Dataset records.

□ □ □ □ □

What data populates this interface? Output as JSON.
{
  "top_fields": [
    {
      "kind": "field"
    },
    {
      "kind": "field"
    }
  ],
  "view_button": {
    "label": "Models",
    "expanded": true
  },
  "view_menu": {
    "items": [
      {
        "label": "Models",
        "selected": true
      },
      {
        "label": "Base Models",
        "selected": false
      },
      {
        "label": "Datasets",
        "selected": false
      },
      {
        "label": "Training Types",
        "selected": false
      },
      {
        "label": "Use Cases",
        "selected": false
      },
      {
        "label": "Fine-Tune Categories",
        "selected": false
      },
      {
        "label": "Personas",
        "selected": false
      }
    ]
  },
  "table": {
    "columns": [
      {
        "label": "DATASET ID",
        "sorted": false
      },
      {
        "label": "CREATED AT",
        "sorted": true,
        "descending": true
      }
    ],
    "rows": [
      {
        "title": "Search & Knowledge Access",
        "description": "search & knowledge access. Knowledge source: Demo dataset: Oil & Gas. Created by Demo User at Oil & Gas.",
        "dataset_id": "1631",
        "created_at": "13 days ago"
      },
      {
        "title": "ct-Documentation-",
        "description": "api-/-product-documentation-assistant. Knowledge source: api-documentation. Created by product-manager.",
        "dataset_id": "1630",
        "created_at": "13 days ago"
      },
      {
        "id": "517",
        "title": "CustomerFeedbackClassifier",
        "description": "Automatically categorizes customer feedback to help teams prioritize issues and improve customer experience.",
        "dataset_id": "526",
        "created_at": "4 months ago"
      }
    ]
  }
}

□ □ □ □ □

STATED GOAL. Copy out every line from the records that has the word "label".

THE COMPLETED TASK.
    "label": "Models",
        "label": "Models",
        "label": "Base Models",
        "label": "Datasets",
        "label": "Training Types",
        "label": "Use Cases",
        "label": "Fine-Tune Categories",
        "label": "Personas",
        "label": "DATASET ID",
        "label": "CREATED AT",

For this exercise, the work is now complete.